* _Supplied records_

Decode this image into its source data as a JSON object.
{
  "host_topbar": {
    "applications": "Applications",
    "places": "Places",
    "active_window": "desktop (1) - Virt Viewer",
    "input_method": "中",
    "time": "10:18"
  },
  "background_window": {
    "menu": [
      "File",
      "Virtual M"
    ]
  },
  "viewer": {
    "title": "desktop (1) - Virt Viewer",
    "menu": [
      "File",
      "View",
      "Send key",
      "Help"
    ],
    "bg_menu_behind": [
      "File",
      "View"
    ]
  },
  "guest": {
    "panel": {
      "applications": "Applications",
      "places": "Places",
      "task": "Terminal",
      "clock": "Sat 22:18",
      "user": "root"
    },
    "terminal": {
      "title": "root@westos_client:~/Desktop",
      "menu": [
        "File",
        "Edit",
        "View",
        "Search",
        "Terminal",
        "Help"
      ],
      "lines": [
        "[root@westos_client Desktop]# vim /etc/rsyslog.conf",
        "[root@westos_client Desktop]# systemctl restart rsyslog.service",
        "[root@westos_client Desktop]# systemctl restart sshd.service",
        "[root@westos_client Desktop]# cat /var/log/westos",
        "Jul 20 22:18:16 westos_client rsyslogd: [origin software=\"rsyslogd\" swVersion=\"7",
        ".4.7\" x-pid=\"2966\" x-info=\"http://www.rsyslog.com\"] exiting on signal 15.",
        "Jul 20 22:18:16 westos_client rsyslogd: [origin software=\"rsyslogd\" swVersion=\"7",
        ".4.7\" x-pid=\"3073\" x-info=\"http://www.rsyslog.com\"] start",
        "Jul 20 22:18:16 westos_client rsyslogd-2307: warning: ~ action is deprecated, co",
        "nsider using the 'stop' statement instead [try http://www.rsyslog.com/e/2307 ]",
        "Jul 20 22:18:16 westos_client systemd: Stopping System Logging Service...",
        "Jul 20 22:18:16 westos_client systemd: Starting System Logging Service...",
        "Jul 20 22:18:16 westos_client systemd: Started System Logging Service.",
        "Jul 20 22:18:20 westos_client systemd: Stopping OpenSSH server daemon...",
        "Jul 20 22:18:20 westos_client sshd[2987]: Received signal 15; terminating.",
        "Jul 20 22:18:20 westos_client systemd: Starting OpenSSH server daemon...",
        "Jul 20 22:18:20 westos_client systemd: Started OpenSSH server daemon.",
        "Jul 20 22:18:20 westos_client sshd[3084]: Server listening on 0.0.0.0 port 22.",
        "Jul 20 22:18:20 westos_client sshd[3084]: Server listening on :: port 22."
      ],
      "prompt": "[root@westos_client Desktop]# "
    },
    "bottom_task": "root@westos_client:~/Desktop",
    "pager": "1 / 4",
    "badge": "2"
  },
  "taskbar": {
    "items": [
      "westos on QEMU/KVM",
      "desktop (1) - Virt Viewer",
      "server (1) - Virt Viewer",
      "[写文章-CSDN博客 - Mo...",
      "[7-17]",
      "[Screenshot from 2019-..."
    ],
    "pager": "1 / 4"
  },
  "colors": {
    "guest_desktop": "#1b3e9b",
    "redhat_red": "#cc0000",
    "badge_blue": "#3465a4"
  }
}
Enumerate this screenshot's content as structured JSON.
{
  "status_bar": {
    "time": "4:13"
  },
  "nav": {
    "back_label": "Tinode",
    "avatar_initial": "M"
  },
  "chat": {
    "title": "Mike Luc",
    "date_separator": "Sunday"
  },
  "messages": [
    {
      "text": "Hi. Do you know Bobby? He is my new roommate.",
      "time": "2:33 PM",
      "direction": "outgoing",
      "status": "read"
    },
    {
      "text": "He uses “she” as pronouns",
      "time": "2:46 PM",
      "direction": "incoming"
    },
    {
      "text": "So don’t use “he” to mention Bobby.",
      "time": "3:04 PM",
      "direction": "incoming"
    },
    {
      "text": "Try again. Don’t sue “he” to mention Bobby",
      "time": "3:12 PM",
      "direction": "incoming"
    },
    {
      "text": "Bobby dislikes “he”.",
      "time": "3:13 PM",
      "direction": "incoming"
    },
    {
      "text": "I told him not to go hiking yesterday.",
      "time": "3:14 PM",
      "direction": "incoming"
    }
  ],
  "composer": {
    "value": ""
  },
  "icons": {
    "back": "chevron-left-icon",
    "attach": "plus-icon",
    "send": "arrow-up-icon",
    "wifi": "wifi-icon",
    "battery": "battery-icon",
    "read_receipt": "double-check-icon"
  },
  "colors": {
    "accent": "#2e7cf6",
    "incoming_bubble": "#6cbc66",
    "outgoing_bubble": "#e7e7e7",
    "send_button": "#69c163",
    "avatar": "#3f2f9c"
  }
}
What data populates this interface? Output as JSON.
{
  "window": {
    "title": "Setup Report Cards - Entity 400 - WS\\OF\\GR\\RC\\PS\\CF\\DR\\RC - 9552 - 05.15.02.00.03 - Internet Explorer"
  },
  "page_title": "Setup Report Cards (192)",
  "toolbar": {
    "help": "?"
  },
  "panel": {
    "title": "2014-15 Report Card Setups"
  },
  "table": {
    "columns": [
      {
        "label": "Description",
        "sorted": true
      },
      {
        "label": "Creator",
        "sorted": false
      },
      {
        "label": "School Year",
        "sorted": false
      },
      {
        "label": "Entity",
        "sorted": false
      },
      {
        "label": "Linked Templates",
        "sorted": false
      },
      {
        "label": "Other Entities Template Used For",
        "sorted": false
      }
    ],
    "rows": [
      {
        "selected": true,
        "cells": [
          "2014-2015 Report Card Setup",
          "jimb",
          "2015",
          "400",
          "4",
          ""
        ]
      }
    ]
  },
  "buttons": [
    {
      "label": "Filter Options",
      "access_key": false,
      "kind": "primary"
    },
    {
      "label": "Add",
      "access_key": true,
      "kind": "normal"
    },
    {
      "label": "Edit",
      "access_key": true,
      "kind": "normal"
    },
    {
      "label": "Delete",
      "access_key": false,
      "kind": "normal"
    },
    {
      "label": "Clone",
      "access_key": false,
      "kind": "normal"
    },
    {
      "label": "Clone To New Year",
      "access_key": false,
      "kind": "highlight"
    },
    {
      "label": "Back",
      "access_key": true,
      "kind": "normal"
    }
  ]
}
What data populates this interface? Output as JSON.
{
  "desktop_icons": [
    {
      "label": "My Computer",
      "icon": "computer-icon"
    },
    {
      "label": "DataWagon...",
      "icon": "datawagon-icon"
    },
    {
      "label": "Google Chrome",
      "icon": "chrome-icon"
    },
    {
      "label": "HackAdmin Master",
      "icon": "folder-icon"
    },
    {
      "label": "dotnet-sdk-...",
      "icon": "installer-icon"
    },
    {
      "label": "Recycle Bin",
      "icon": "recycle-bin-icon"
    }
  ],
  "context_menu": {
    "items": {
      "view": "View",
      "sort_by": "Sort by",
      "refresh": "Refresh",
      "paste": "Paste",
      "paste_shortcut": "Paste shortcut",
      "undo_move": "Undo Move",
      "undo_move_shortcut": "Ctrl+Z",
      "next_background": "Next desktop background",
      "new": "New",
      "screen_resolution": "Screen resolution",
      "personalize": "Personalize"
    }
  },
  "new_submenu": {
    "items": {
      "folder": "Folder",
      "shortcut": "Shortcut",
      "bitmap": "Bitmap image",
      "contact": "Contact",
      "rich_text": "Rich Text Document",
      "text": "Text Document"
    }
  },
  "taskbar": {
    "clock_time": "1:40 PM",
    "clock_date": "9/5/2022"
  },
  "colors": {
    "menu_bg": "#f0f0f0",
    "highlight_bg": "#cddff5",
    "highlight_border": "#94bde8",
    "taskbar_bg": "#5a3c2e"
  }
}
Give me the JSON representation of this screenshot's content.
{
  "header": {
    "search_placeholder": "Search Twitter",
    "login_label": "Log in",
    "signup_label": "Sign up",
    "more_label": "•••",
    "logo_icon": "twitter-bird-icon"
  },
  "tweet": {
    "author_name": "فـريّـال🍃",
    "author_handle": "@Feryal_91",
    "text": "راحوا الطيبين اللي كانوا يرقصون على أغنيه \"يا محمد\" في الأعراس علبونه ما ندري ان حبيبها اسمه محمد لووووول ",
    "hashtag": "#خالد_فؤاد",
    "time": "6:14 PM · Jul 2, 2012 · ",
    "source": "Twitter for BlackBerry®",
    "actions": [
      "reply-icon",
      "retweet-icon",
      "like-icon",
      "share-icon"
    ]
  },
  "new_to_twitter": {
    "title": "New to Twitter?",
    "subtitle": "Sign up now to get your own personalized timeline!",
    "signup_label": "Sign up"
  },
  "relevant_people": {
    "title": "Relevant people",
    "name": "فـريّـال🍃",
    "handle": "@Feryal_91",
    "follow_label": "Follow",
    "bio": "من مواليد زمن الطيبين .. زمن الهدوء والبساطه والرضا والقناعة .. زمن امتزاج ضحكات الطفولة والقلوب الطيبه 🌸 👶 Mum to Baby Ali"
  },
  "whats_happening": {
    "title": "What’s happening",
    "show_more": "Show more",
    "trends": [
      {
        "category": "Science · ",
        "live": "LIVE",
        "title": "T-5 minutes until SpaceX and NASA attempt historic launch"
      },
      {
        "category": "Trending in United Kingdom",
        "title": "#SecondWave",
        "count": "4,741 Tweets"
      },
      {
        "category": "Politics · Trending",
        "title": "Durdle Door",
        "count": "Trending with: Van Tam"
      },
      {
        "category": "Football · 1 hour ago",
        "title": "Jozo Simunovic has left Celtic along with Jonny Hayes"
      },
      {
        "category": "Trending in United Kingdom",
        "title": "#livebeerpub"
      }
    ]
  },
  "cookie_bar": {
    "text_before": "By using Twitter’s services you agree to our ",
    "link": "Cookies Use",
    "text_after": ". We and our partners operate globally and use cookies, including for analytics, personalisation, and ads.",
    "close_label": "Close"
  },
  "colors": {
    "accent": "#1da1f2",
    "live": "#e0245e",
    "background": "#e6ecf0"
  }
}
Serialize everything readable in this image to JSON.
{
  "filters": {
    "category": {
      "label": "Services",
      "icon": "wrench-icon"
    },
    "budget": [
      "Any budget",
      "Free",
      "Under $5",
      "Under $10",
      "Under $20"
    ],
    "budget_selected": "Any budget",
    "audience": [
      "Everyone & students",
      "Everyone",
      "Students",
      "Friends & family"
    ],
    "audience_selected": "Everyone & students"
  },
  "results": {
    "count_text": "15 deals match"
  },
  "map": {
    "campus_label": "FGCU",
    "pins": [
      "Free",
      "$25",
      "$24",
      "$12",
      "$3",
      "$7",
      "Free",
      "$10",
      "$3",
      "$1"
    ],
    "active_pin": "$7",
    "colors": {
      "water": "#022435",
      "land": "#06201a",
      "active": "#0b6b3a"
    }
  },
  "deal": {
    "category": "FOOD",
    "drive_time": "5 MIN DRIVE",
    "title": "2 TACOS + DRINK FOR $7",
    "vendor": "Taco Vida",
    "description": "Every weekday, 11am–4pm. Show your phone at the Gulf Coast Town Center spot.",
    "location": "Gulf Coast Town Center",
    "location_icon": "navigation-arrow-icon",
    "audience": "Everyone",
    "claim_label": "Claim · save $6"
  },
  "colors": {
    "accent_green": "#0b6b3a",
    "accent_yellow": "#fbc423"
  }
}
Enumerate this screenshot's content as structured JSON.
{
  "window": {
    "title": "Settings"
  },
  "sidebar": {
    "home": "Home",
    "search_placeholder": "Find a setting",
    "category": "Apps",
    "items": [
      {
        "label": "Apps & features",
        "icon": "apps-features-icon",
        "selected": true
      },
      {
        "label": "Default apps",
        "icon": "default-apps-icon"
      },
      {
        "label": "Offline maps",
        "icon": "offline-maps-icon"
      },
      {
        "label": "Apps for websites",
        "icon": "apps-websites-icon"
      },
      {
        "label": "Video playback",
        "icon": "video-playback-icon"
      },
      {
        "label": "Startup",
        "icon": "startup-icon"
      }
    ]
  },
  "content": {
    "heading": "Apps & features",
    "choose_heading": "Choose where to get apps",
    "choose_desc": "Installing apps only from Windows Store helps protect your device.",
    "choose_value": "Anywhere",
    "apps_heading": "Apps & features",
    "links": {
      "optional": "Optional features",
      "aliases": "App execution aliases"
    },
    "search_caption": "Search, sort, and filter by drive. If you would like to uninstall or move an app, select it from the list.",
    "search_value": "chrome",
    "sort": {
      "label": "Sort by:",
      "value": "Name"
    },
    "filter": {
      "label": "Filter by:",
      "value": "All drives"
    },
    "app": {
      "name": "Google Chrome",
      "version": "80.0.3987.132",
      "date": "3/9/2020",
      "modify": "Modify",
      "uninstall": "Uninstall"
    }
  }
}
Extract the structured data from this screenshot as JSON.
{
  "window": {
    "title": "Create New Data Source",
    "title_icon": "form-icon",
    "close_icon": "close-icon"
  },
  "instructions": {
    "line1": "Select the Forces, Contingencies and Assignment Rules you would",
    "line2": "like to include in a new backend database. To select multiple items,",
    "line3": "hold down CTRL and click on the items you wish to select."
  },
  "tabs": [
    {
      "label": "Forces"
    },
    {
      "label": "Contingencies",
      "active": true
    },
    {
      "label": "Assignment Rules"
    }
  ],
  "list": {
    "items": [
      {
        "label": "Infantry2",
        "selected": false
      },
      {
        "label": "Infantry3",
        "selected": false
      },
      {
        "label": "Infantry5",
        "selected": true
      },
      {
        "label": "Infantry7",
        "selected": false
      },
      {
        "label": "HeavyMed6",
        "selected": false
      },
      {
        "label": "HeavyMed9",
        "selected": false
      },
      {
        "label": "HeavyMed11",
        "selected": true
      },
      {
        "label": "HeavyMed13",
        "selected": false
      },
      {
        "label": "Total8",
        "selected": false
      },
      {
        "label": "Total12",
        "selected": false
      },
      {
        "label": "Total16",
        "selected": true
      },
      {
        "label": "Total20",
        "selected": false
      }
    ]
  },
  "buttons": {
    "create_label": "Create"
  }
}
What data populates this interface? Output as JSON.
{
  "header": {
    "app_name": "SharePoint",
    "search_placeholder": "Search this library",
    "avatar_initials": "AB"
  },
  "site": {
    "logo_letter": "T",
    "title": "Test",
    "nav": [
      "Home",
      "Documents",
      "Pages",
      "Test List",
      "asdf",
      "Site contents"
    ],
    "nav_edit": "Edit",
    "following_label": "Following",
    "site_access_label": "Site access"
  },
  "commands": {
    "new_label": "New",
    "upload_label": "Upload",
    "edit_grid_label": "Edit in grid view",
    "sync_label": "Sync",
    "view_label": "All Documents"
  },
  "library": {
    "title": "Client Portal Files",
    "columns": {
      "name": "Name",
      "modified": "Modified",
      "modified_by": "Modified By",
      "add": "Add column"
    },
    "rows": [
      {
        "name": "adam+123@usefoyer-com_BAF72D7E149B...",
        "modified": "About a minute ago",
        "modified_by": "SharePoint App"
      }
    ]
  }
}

* _Description of the task_
Give only the number of lines in the entries above that contain the string "Town".

* _Finished answer_
2